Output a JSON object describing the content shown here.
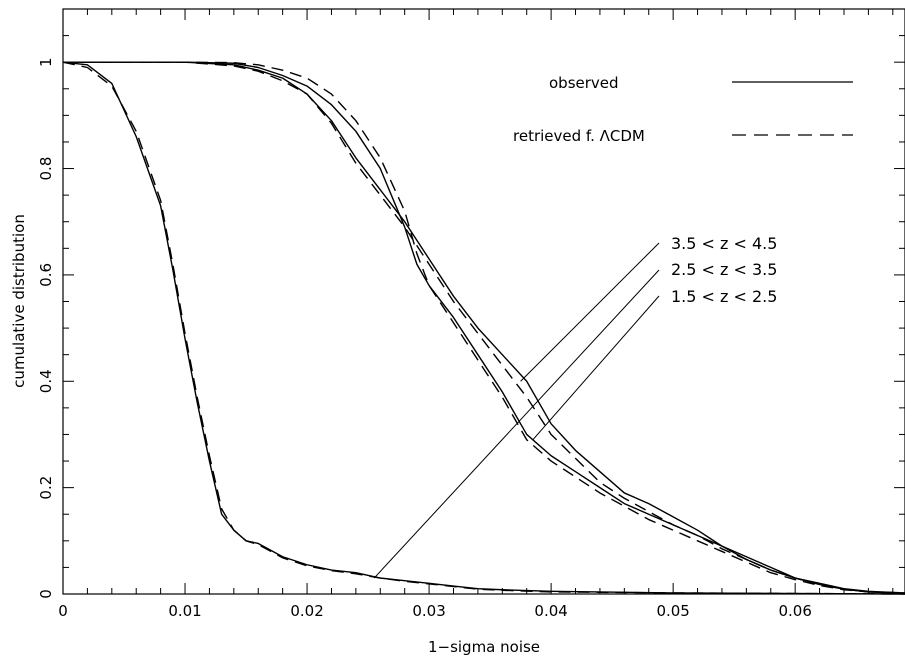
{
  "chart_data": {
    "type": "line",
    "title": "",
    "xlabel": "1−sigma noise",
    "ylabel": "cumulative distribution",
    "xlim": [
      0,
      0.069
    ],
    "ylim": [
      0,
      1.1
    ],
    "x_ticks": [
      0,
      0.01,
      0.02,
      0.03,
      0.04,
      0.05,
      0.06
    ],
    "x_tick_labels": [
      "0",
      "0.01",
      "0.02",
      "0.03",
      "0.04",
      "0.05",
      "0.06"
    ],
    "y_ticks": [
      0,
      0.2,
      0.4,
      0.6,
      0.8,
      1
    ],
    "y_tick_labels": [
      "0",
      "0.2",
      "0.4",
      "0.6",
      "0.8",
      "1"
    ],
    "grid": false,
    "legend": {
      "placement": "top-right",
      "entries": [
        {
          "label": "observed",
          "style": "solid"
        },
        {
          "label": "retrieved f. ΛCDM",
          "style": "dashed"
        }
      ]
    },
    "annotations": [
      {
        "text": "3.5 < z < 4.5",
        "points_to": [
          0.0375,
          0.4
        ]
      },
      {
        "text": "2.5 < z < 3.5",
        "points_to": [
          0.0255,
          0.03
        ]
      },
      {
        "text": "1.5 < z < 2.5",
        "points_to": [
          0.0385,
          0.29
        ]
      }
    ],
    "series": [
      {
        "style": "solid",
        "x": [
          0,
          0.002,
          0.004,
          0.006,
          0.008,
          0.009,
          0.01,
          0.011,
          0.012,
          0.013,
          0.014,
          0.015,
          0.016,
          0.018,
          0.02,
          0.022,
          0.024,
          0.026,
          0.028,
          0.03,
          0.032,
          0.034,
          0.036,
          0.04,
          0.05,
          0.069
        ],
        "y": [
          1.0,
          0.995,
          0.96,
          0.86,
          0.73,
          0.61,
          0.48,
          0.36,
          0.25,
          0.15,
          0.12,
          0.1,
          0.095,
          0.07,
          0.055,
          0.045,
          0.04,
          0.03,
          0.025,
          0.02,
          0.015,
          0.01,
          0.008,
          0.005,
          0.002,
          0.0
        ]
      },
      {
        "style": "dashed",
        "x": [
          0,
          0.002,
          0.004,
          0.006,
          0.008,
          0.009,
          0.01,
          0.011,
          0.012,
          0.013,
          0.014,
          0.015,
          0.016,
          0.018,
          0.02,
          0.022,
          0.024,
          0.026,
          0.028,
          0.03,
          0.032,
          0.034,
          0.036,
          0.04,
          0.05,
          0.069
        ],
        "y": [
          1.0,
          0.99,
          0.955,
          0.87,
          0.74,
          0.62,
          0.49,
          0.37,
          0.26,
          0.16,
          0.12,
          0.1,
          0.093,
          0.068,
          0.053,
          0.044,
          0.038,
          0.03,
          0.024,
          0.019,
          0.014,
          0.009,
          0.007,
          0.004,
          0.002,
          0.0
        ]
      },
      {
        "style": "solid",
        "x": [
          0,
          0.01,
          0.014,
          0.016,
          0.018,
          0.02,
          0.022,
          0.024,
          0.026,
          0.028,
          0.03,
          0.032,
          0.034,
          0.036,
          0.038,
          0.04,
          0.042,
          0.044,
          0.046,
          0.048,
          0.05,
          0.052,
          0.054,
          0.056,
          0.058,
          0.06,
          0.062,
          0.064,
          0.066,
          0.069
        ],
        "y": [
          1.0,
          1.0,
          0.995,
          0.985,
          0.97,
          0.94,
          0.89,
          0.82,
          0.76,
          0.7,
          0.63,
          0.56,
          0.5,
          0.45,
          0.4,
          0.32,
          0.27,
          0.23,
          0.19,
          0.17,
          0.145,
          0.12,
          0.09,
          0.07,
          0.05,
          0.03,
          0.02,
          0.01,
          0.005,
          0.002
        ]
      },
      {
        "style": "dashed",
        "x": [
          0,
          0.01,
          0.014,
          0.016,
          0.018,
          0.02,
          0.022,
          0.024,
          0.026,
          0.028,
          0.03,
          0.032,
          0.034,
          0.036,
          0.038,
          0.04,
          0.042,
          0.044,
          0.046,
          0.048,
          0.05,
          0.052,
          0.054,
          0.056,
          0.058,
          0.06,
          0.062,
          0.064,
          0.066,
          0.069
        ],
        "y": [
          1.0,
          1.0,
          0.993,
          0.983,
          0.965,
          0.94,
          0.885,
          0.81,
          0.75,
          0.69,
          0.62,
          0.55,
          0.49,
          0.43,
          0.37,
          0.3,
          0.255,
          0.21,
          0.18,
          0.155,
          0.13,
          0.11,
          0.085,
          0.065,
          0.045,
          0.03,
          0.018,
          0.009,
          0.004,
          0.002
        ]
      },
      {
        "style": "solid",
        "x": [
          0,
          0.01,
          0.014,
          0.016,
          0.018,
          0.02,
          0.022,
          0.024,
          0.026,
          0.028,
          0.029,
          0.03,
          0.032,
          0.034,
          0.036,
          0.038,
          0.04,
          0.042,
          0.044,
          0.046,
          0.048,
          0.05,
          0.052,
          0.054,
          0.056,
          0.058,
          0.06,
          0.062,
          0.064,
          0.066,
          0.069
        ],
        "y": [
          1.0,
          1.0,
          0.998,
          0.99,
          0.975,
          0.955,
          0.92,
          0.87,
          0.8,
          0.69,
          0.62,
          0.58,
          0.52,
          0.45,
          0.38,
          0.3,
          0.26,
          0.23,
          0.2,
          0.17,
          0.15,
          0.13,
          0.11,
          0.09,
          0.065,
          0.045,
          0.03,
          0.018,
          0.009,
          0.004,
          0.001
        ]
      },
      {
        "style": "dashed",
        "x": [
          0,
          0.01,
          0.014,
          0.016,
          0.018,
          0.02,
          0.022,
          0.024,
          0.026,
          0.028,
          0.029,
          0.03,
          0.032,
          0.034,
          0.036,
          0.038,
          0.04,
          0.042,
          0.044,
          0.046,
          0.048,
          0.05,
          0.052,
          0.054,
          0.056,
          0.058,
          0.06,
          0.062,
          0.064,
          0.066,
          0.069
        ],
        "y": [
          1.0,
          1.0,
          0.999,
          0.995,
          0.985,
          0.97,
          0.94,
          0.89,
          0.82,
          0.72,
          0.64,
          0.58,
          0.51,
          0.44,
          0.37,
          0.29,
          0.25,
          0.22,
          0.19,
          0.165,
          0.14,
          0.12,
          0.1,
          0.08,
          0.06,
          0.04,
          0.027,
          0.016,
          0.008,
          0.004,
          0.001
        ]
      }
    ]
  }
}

==

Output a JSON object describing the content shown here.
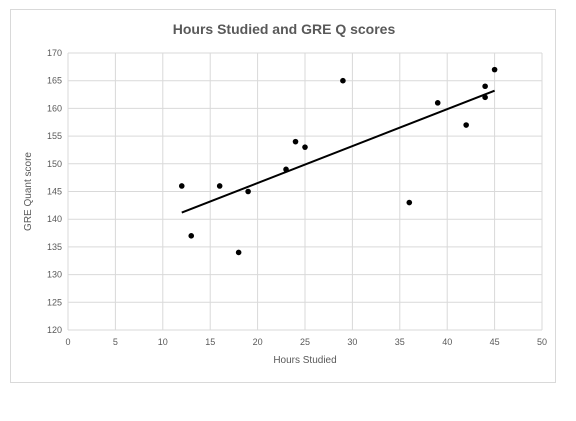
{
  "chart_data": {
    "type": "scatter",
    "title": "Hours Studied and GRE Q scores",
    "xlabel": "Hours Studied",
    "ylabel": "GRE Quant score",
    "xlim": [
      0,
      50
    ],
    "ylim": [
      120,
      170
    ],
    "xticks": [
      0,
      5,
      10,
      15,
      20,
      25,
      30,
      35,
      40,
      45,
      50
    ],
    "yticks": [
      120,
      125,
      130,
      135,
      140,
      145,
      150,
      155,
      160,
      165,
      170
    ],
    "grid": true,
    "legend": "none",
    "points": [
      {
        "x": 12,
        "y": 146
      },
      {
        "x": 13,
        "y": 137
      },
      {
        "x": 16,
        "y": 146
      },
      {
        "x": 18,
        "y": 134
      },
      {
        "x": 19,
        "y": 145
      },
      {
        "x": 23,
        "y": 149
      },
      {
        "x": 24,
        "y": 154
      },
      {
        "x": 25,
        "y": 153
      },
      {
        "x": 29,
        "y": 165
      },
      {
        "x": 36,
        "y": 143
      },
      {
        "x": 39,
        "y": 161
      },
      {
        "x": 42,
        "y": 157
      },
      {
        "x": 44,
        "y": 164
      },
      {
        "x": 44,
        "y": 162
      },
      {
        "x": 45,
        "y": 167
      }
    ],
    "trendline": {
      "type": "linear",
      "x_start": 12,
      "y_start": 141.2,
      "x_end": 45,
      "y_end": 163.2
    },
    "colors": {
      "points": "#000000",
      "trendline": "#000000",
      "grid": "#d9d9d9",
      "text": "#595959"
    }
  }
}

** What is required **
Search the data for "text" and list every line in which it occurs.

** Result for this task **
        "text": "3.5 < z < 4.5",
        "text": "2.5 < z < 3.5",
        "text": "1.5 < z < 2.5",
      "text": "#595959"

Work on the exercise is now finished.